Listados de regiones anotadas:
_ _ _ _ _ _ _

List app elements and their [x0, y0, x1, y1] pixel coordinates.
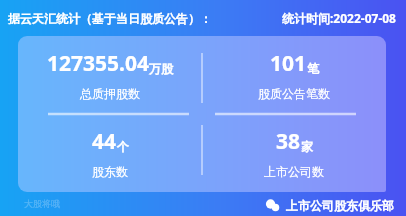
staticText: 股东数 [92, 164, 128, 179]
button[interactable]: 38 [202, 114, 386, 192]
staticText: 大股将哦 [24, 198, 60, 209]
staticText: 个 [117, 139, 129, 154]
staticText: 总质押股数 [80, 86, 140, 101]
staticText: 44 [92, 127, 117, 156]
staticText: 股质公告笔数 [258, 86, 330, 101]
staticText: 上市公司数 [264, 164, 324, 179]
staticText: 家 [301, 139, 313, 154]
staticText: 统计时间:2022-07-08 [282, 10, 396, 26]
staticText: 127355.04 [47, 49, 149, 78]
staticText: 笔 [307, 61, 319, 76]
staticText: 38 [276, 127, 301, 156]
staticText: 上市公司股东俱乐部 [286, 198, 394, 213]
staticText: 101 [270, 49, 307, 78]
button[interactable]: 上市公司股东俱乐部 [265, 198, 394, 213]
button[interactable]: 127355.04 [18, 36, 202, 114]
staticText: 据云天汇统计（基于当日股质公告）： [8, 11, 212, 26]
button[interactable]: 44 [18, 114, 202, 192]
staticText: 万股 [149, 61, 173, 76]
button[interactable]: 101 [202, 36, 386, 114]
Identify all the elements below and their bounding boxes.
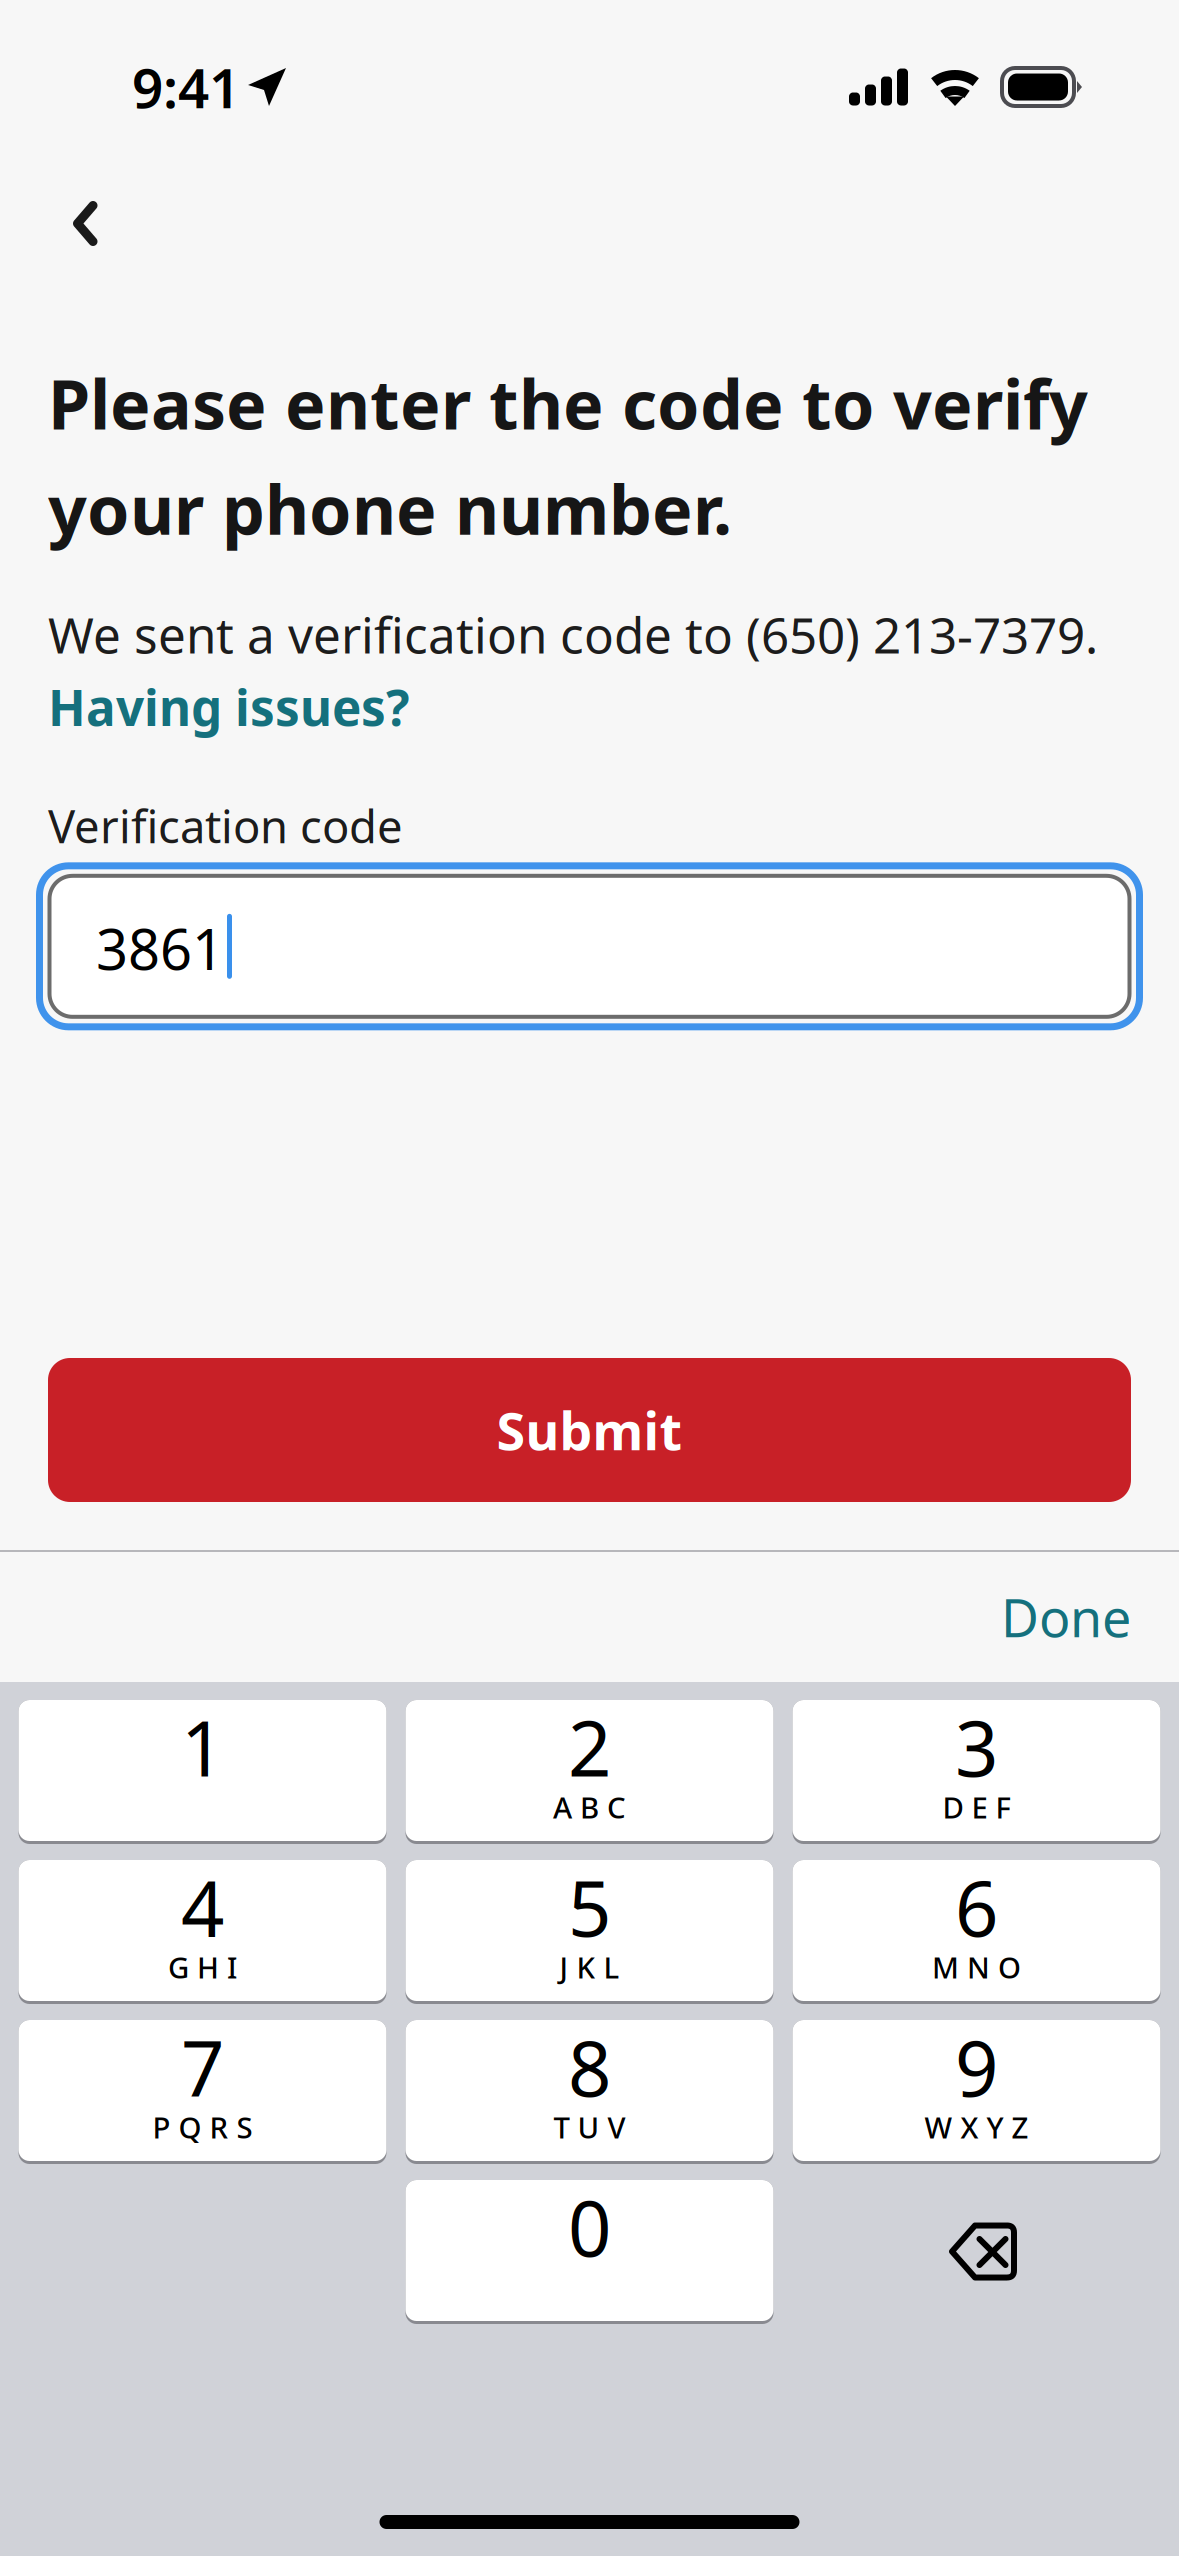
staticText: GHI — [168, 1948, 237, 1986]
staticText: WXYZ — [924, 2108, 1028, 2146]
button[interactable]: Delete — [792, 2180, 1160, 2324]
staticText: Done — [1001, 1582, 1131, 1652]
staticText: MNO — [932, 1948, 1021, 1986]
staticText: 9 — [955, 2016, 998, 2117]
button[interactable]: Having issues? — [48, 674, 410, 740]
staticText: 6 — [955, 1856, 998, 1957]
button[interactable]: 2 — [406, 1700, 774, 1844]
staticText: 5 — [568, 1856, 611, 1957]
staticText: 1 — [181, 1696, 224, 1797]
staticText: ABC — [553, 1788, 626, 1826]
button[interactable]: 3 — [792, 1700, 1160, 1844]
button[interactable]: Submit — [48, 1358, 1131, 1502]
button[interactable]: 6 — [792, 1860, 1160, 2004]
staticText: DEF — [942, 1788, 1010, 1826]
button[interactable]: 8 — [406, 2020, 774, 2164]
staticText: We sent a verification code to (650) 213… — [48, 602, 1098, 667]
staticText: JKL — [560, 1948, 620, 1986]
staticText: 4 — [181, 1856, 224, 1957]
button[interactable]: Done — [975, 1560, 1157, 1674]
staticText: Submit — [496, 1396, 682, 1465]
staticText: PQRS — [152, 2108, 252, 2146]
button[interactable]: 7 — [18, 2020, 386, 2164]
staticText: 3 — [955, 1696, 998, 1797]
button[interactable]: Back — [10, 168, 160, 278]
staticText: 8 — [568, 2016, 611, 2117]
staticText: TUV — [554, 2108, 626, 2146]
staticText: 0 — [568, 2176, 611, 2277]
staticText: Having issues? — [48, 674, 410, 740]
button[interactable]: 5 — [406, 1860, 774, 2004]
staticText: Please enter the code to verify your pho… — [48, 358, 1088, 554]
button[interactable]: 9 — [792, 2020, 1160, 2164]
staticText: 9:41 — [132, 51, 240, 123]
button[interactable]: 1 — [18, 1700, 386, 1844]
staticText: 7 — [181, 2016, 224, 2117]
staticText: Verification code — [48, 796, 403, 856]
button[interactable]: 4 — [18, 1860, 386, 2004]
staticText: 2 — [568, 1696, 611, 1797]
staticText: 3861 — [96, 911, 224, 986]
button[interactable]: 0 — [406, 2180, 774, 2324]
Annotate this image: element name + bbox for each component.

_ _ _ _ _ _ _

ENUNCIADO DE TAREA: Devuelve todas las líneas anteriores sin modificar nada, pero omite las marcas de imagen.

SOLUCIÓN DEL EJERCICIO:
List app elements and their [x0, y0, x1, y1] pixel coordinates.
staticText: 股东数 [92, 164, 128, 179]
button[interactable]: 38 [202, 114, 386, 192]
staticText: 大股将哦 [24, 198, 60, 209]
staticText: 个 [117, 139, 129, 154]
staticText: 总质押股数 [80, 86, 140, 101]
staticText: 44 [92, 127, 117, 156]
staticText: 股质公告笔数 [258, 86, 330, 101]
staticText: 上市公司数 [264, 164, 324, 179]
staticText: 家 [301, 139, 313, 154]
staticText: 统计时间:2022-07-08 [282, 10, 396, 26]
staticText: 127355.04 [47, 49, 149, 78]
staticText: 笔 [307, 61, 319, 76]
staticText: 38 [276, 127, 301, 156]
staticText: 上市公司股东俱乐部 [286, 198, 394, 213]
staticText: 101 [270, 49, 307, 78]
button[interactable]: 上市公司股东俱乐部 [265, 198, 394, 213]
button[interactable]: 127355.04 [18, 36, 202, 114]
staticText: 据云天汇统计（基于当日股质公告）： [8, 11, 212, 26]
button[interactable]: 44 [18, 114, 202, 192]
staticText: 万股 [149, 61, 173, 76]
button[interactable]: 101 [202, 36, 386, 114]
Identify all the elements below and their bounding boxes.
staticText: GHI — [168, 1948, 237, 1986]
staticText: WXYZ — [924, 2108, 1028, 2146]
button[interactable]: Delete — [792, 2180, 1160, 2324]
staticText: Done — [1001, 1582, 1131, 1652]
staticText: MNO — [932, 1948, 1021, 1986]
staticText: 9 — [955, 2016, 998, 2117]
button[interactable]: Having issues? — [48, 674, 410, 740]
staticText: 6 — [955, 1856, 998, 1957]
button[interactable]: 2 — [406, 1700, 774, 1844]
staticText: 5 — [568, 1856, 611, 1957]
staticText: 1 — [181, 1696, 224, 1797]
staticText: ABC — [553, 1788, 626, 1826]
button[interactable]: 3 — [792, 1700, 1160, 1844]
button[interactable]: Submit — [48, 1358, 1131, 1502]
button[interactable]: 6 — [792, 1860, 1160, 2004]
staticText: DEF — [942, 1788, 1010, 1826]
button[interactable]: 8 — [406, 2020, 774, 2164]
staticText: We sent a verification code to (650) 213… — [48, 602, 1098, 667]
staticText: JKL — [560, 1948, 620, 1986]
staticText: 4 — [181, 1856, 224, 1957]
button[interactable]: Done — [975, 1560, 1157, 1674]
staticText: Submit — [496, 1396, 682, 1465]
staticText: PQRS — [152, 2108, 252, 2146]
button[interactable]: 7 — [18, 2020, 386, 2164]
staticText: 3 — [955, 1696, 998, 1797]
button[interactable]: Back — [10, 168, 160, 278]
staticText: 8 — [568, 2016, 611, 2117]
staticText: TUV — [554, 2108, 626, 2146]
staticText: 0 — [568, 2176, 611, 2277]
staticText: Having issues? — [48, 674, 410, 740]
button[interactable]: 5 — [406, 1860, 774, 2004]
staticText: Please enter the code to verify your pho… — [48, 358, 1088, 554]
button[interactable]: 9 — [792, 2020, 1160, 2164]
staticText: 9:41 — [132, 51, 240, 123]
button[interactable]: 1 — [18, 1700, 386, 1844]
staticText: 7 — [181, 2016, 224, 2117]
staticText: Verification code — [48, 796, 403, 856]
button[interactable]: 4 — [18, 1860, 386, 2004]
staticText: 2 — [568, 1696, 611, 1797]
staticText: 3861 — [96, 911, 224, 986]
button[interactable]: 0 — [406, 2180, 774, 2324]
Annotate this image: element name + bbox for each component.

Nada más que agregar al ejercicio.